» GIVEN INSTRUCTION
Could you change every "red-underline" in the records below to "red-line" and give all the lines back with nothing else altered?

:::

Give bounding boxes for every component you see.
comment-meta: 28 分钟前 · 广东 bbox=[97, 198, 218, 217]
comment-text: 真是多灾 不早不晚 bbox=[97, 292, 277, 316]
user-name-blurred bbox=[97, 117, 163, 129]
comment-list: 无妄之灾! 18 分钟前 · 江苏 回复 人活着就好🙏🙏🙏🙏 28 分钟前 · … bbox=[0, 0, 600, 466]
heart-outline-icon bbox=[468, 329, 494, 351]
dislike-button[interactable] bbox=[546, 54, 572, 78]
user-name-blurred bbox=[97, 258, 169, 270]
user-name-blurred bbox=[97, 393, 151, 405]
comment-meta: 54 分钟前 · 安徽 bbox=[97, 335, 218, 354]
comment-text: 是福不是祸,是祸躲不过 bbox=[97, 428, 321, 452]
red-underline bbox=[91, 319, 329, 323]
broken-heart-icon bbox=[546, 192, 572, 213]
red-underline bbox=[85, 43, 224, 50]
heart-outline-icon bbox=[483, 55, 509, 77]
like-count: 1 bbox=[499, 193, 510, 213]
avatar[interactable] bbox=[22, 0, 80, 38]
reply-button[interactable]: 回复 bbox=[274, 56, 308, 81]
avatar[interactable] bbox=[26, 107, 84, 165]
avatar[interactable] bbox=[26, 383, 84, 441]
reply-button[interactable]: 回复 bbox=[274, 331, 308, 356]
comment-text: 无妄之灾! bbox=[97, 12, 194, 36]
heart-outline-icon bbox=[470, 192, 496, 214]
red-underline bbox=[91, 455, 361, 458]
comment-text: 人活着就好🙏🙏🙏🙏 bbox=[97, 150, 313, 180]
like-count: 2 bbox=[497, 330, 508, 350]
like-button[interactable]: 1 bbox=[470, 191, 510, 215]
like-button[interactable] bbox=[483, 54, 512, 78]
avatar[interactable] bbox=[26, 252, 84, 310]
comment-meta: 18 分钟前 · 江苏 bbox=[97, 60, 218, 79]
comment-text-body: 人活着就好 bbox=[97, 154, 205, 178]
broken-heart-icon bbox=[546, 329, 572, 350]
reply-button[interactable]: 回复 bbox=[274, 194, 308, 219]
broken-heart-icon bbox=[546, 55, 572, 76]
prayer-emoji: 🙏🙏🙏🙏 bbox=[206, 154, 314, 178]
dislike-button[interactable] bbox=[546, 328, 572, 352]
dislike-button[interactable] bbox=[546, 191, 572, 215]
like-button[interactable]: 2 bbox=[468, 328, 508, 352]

:::

» WRITTEN RESPONSE
Give bounding boxes for every component you see.
comment-meta: 28 分钟前 · 广东 bbox=[97, 198, 218, 217]
comment-text: 真是多灾 不早不晚 bbox=[97, 292, 277, 316]
user-name-blurred bbox=[97, 117, 163, 129]
comment-list: 无妄之灾! 18 分钟前 · 江苏 回复 人活着就好🙏🙏🙏🙏 28 分钟前 · … bbox=[0, 0, 600, 466]
heart-outline-icon bbox=[468, 329, 494, 351]
dislike-button[interactable] bbox=[546, 54, 572, 78]
user-name-blurred bbox=[97, 258, 169, 270]
user-name-blurred bbox=[97, 393, 151, 405]
comment-meta: 54 分钟前 · 安徽 bbox=[97, 335, 218, 354]
comment-text: 是福不是祸,是祸躲不过 bbox=[97, 428, 321, 452]
red-line bbox=[91, 319, 329, 323]
broken-heart-icon bbox=[546, 192, 572, 213]
red-line bbox=[85, 43, 224, 50]
heart-outline-icon bbox=[483, 55, 509, 77]
like-count: 1 bbox=[499, 193, 510, 213]
avatar[interactable] bbox=[22, 0, 80, 38]
reply-button[interactable]: 回复 bbox=[274, 56, 308, 81]
avatar[interactable] bbox=[26, 107, 84, 165]
avatar[interactable] bbox=[26, 383, 84, 441]
reply-button[interactable]: 回复 bbox=[274, 331, 308, 356]
comment-text: 无妄之灾! bbox=[97, 12, 194, 36]
heart-outline-icon bbox=[470, 192, 496, 214]
red-line bbox=[91, 455, 361, 458]
comment-text: 人活着就好🙏🙏🙏🙏 bbox=[97, 150, 313, 180]
like-count: 2 bbox=[497, 330, 508, 350]
like-button[interactable]: 1 bbox=[470, 191, 510, 215]
like-button[interactable] bbox=[483, 54, 512, 78]
avatar[interactable] bbox=[26, 252, 84, 310]
comment-meta: 18 分钟前 · 江苏 bbox=[97, 60, 218, 79]
comment-text-body: 人活着就好 bbox=[97, 154, 205, 178]
broken-heart-icon bbox=[546, 329, 572, 350]
reply-button[interactable]: 回复 bbox=[274, 194, 308, 219]
broken-heart-icon bbox=[546, 55, 572, 76]
prayer-emoji: 🙏🙏🙏🙏 bbox=[206, 154, 314, 178]
dislike-button[interactable] bbox=[546, 328, 572, 352]
dislike-button[interactable] bbox=[546, 191, 572, 215]
like-button[interactable]: 2 bbox=[468, 328, 508, 352]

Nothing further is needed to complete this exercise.